Reproduce each line exactly.
— start of Raw data —
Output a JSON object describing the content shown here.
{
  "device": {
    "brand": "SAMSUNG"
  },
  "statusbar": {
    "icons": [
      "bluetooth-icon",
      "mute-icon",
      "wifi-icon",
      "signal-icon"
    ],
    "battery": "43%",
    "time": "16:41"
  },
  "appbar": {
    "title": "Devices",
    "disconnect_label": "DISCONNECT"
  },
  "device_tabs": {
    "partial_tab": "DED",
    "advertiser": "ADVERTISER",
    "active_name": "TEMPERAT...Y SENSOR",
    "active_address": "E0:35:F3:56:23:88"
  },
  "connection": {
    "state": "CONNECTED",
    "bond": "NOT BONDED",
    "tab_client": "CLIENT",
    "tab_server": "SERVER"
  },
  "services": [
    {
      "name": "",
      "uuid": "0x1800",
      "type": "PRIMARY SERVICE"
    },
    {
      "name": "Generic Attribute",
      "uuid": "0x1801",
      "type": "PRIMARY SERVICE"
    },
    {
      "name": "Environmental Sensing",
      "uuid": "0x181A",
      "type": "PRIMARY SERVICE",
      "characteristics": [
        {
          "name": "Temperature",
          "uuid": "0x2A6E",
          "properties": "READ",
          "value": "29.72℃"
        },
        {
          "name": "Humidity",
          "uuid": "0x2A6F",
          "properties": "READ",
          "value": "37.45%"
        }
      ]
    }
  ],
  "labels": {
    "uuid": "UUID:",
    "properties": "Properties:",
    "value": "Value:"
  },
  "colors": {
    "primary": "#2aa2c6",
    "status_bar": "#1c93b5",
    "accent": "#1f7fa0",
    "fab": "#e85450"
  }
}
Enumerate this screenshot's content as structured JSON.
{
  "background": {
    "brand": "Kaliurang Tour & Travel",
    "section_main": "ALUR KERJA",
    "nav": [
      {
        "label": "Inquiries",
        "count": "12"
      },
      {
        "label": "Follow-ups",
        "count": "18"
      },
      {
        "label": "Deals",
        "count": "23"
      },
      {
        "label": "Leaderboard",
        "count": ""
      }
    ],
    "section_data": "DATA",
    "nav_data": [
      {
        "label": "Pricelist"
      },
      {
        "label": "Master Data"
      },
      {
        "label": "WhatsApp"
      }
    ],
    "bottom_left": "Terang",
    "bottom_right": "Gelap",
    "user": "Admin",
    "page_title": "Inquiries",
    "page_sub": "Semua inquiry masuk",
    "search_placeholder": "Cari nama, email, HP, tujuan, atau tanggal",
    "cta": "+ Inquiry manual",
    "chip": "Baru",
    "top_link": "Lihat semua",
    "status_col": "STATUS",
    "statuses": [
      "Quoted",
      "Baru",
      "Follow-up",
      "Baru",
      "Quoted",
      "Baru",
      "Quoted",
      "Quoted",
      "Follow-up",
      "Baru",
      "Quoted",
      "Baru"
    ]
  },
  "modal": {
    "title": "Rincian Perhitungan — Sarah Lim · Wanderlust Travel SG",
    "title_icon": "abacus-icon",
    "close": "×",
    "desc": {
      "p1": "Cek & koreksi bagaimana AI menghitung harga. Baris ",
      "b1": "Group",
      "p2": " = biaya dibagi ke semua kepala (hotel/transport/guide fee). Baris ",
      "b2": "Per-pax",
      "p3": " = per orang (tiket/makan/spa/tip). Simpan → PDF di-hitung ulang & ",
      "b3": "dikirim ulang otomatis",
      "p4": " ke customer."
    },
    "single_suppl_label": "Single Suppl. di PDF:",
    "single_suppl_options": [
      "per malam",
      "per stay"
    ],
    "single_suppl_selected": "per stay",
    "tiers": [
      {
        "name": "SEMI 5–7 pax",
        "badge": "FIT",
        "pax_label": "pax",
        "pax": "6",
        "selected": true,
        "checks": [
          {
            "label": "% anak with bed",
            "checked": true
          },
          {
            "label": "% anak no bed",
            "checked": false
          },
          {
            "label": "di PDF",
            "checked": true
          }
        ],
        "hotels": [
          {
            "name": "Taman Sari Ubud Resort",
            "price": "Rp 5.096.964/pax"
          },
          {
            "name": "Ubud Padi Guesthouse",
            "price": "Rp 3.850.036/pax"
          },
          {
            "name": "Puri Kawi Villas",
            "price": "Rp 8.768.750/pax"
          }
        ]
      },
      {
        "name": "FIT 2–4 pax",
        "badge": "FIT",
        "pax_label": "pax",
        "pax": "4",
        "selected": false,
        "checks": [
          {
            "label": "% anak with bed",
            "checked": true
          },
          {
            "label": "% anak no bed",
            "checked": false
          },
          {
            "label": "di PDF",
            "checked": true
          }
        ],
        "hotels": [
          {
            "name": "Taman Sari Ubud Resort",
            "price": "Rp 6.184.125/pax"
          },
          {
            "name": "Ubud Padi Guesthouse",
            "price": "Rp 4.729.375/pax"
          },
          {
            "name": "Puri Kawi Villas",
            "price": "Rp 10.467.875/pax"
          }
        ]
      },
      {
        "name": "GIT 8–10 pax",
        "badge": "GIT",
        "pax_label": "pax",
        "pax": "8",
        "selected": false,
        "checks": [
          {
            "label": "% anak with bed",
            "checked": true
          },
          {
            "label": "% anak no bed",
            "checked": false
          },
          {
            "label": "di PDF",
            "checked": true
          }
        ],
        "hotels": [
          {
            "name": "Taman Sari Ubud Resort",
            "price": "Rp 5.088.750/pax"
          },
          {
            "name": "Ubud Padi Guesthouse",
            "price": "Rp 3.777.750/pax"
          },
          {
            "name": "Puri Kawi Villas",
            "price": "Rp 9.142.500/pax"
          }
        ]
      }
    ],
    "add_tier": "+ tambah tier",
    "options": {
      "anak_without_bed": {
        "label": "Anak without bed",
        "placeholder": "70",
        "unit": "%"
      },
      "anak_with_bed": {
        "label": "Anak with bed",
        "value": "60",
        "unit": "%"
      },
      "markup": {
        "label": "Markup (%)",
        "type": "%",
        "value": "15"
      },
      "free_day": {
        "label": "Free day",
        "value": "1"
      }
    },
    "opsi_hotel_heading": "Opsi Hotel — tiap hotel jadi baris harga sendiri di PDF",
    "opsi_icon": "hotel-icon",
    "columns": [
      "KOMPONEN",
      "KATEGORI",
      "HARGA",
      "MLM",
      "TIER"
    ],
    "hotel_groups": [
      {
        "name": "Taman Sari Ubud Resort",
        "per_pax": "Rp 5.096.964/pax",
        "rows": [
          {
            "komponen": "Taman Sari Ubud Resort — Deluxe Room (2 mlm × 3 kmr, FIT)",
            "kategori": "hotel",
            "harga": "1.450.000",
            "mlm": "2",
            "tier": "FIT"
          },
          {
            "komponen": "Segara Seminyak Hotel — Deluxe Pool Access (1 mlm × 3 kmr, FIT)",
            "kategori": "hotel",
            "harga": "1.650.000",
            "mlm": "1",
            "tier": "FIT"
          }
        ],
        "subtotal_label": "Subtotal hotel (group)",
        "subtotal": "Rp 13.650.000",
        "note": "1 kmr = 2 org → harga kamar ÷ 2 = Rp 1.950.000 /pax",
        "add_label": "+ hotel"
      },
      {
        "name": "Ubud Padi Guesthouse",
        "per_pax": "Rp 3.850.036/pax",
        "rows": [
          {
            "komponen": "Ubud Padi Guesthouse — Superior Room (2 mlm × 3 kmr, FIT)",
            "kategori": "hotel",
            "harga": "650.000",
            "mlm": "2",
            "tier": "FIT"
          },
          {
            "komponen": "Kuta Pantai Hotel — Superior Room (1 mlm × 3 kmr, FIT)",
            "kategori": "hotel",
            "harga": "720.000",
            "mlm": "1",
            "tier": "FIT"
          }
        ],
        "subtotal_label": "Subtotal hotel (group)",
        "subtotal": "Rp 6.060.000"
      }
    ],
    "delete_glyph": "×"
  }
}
— end of Raw data —
Solution to this problem.
Output a JSON object describing the content shown here.
{
  "device": {
    "brand": "SAMSUNG"
  },
  "statusbar": {
    "icons": [
      "bluetooth-icon",
      "mute-icon",
      "wifi-icon",
      "signal-icon"
    ],
    "battery": "43%",
    "time": "16:41"
  },
  "appbar": {
    "title": "Devices",
    "disconnect_label": "DISCONNECT"
  },
  "device_tabs": {
    "partial_tab": "DED",
    "advertiser": "ADVERTISER",
    "active_name": "TEMPERAT...Y SENSOR",
    "active_address": "E0:35:F3:56:23:88"
  },
  "connection": {
    "state": "CONNECTED",
    "bond": "NOT BONDED",
    "tab_client": "CLIENT",
    "tab_server": "SERVER"
  },
  "services": [
    {
      "name": "",
      "uuid": "0x1800",
      "type": "PRIMARY SERVICE"
    },
    {
      "name": "Generic Attribute",
      "uuid": "0x1801",
      "type": "PRIMARY SERVICE"
    },
    {
      "name": "Environmental Sensing",
      "uuid": "0x181A",
      "type": "PRIMARY SERVICE",
      "characteristics": [
        {
          "name": "Temperature",
          "uuid": "0x2A6E",
          "properties": "READ",
          "value": "29.72℃"
        },
        {
          "name": "Humidity",
          "uuid": "0x2A6F",
          "properties": "READ",
          "value": "37.45%"
        }
      ]
    }
  ],
  "labels": {
    "uuid": "UUID:",
    "properties": "Properties:",
    "value": "Value:"
  },
  "colors": {
    "primary": "#2aa2c6",
    "status_bar": "#1c93b5",
    "accent": "#1f7fa0",
    "fab": "#e85450"
  }
}
Enumerate this screenshot's content as structured JSON.
{
  "background": {
    "brand": "Kaliurang Tour & Travel",
    "section_main": "ALUR KERJA",
    "nav": [
      {
        "label": "Inquiries",
        "count": "12"
      },
      {
        "label": "Follow-ups",
        "count": "18"
      },
      {
        "label": "Deals",
        "count": "23"
      },
      {
        "label": "Leaderboard",
        "count": ""
      }
    ],
    "section_data": "DATA",
    "nav_data": [
      {
        "label": "Pricelist"
      },
      {
        "label": "Master Data"
      },
      {
        "label": "WhatsApp"
      }
    ],
    "bottom_left": "Terang",
    "bottom_right": "Gelap",
    "user": "Admin",
    "page_title": "Inquiries",
    "page_sub": "Semua inquiry masuk",
    "search_placeholder": "Cari nama, email, HP, tujuan, atau tanggal",
    "cta": "+ Inquiry manual",
    "chip": "Baru",
    "top_link": "Lihat semua",
    "status_col": "STATUS",
    "statuses": [
      "Quoted",
      "Baru",
      "Follow-up",
      "Baru",
      "Quoted",
      "Baru",
      "Quoted",
      "Quoted",
      "Follow-up",
      "Baru",
      "Quoted",
      "Baru"
    ]
  },
  "modal": {
    "title": "Rincian Perhitungan — Sarah Lim · Wanderlust Travel SG",
    "title_icon": "abacus-icon",
    "close": "×",
    "desc": {
      "p1": "Cek & koreksi bagaimana AI menghitung harga. Baris ",
      "b1": "Group",
      "p2": " = biaya dibagi ke semua kepala (hotel/transport/guide fee). Baris ",
      "b2": "Per-pax",
      "p3": " = per orang (tiket/makan/spa/tip). Simpan → PDF di-hitung ulang & ",
      "b3": "dikirim ulang otomatis",
      "p4": " ke customer."
    },
    "single_suppl_label": "Single Suppl. di PDF:",
    "single_suppl_options": [
      "per malam",
      "per stay"
    ],
    "single_suppl_selected": "per stay",
    "tiers": [
      {
        "name": "SEMI 5–7 pax",
        "badge": "FIT",
        "pax_label": "pax",
        "pax": "6",
        "selected": true,
        "checks": [
          {
            "label": "% anak with bed",
            "checked": true
          },
          {
            "label": "% anak no bed",
            "checked": false
          },
          {
            "label": "di PDF",
            "checked": true
          }
        ],
        "hotels": [
          {
            "name": "Taman Sari Ubud Resort",
            "price": "Rp 5.096.964/pax"
          },
          {
            "name": "Ubud Padi Guesthouse",
            "price": "Rp 3.850.036/pax"
          },
          {
            "name": "Puri Kawi Villas",
            "price": "Rp 8.768.750/pax"
          }
        ]
      },
      {
        "name": "FIT 2–4 pax",
        "badge": "FIT",
        "pax_label": "pax",
        "pax": "4",
        "selected": false,
        "checks": [
          {
            "label": "% anak with bed",
            "checked": true
          },
          {
            "label": "% anak no bed",
            "checked": false
          },
          {
            "label": "di PDF",
            "checked": true
          }
        ],
        "hotels": [
          {
            "name": "Taman Sari Ubud Resort",
            "price": "Rp 6.184.125/pax"
          },
          {
            "name": "Ubud Padi Guesthouse",
            "price": "Rp 4.729.375/pax"
          },
          {
            "name": "Puri Kawi Villas",
            "price": "Rp 10.467.875/pax"
          }
        ]
      },
      {
        "name": "GIT 8–10 pax",
        "badge": "GIT",
        "pax_label": "pax",
        "pax": "8",
        "selected": false,
        "checks": [
          {
            "label": "% anak with bed",
            "checked": true
          },
          {
            "label": "% anak no bed",
            "checked": false
          },
          {
            "label": "di PDF",
            "checked": true
          }
        ],
        "hotels": [
          {
            "name": "Taman Sari Ubud Resort",
            "price": "Rp 5.088.750/pax"
          },
          {
            "name": "Ubud Padi Guesthouse",
            "price": "Rp 3.777.750/pax"
          },
          {
            "name": "Puri Kawi Villas",
            "price": "Rp 9.142.500/pax"
          }
        ]
      }
    ],
    "add_tier": "+ tambah tier",
    "options": {
      "anak_without_bed": {
        "label": "Anak without bed",
        "placeholder": "70",
        "unit": "%"
      },
      "anak_with_bed": {
        "label": "Anak with bed",
        "value": "60",
        "unit": "%"
      },
      "markup": {
        "label": "Markup (%)",
        "type": "%",
        "value": "15"
      },
      "free_day": {
        "label": "Free day",
        "value": "1"
      }
    },
    "opsi_hotel_heading": "Opsi Hotel — tiap hotel jadi baris harga sendiri di PDF",
    "opsi_icon": "hotel-icon",
    "columns": [
      "KOMPONEN",
      "KATEGORI",
      "HARGA",
      "MLM",
      "TIER"
    ],
    "hotel_groups": [
      {
        "name": "Taman Sari Ubud Resort",
        "per_pax": "Rp 5.096.964/pax",
        "rows": [
          {
            "komponen": "Taman Sari Ubud Resort — Deluxe Room (2 mlm × 3 kmr, FIT)",
            "kategori": "hotel",
            "harga": "1.450.000",
            "mlm": "2",
            "tier": "FIT"
          },
          {
            "komponen": "Segara Seminyak Hotel — Deluxe Pool Access (1 mlm × 3 kmr, FIT)",
            "kategori": "hotel",
            "harga": "1.650.000",
            "mlm": "1",
            "tier": "FIT"
          }
        ],
        "subtotal_label": "Subtotal hotel (group)",
        "subtotal": "Rp 13.650.000",
        "note": "1 kmr = 2 org → harga kamar ÷ 2 = Rp 1.950.000 /pax",
        "add_label": "+ hotel"
      },
      {
        "name": "Ubud Padi Guesthouse",
        "per_pax": "Rp 3.850.036/pax",
        "rows": [
          {
            "komponen": "Ubud Padi Guesthouse — Superior Room (2 mlm × 3 kmr, FIT)",
            "kategori": "hotel",
            "harga": "650.000",
            "mlm": "2",
            "tier": "FIT"
          },
          {
            "komponen": "Kuta Pantai Hotel — Superior Room (1 mlm × 3 kmr, FIT)",
            "kategori": "hotel",
            "harga": "720.000",
            "mlm": "1",
            "tier": "FIT"
          }
        ],
        "subtotal_label": "Subtotal hotel (group)",
        "subtotal": "Rp 6.060.000"
      }
    ],
    "delete_glyph": "×"
  }
}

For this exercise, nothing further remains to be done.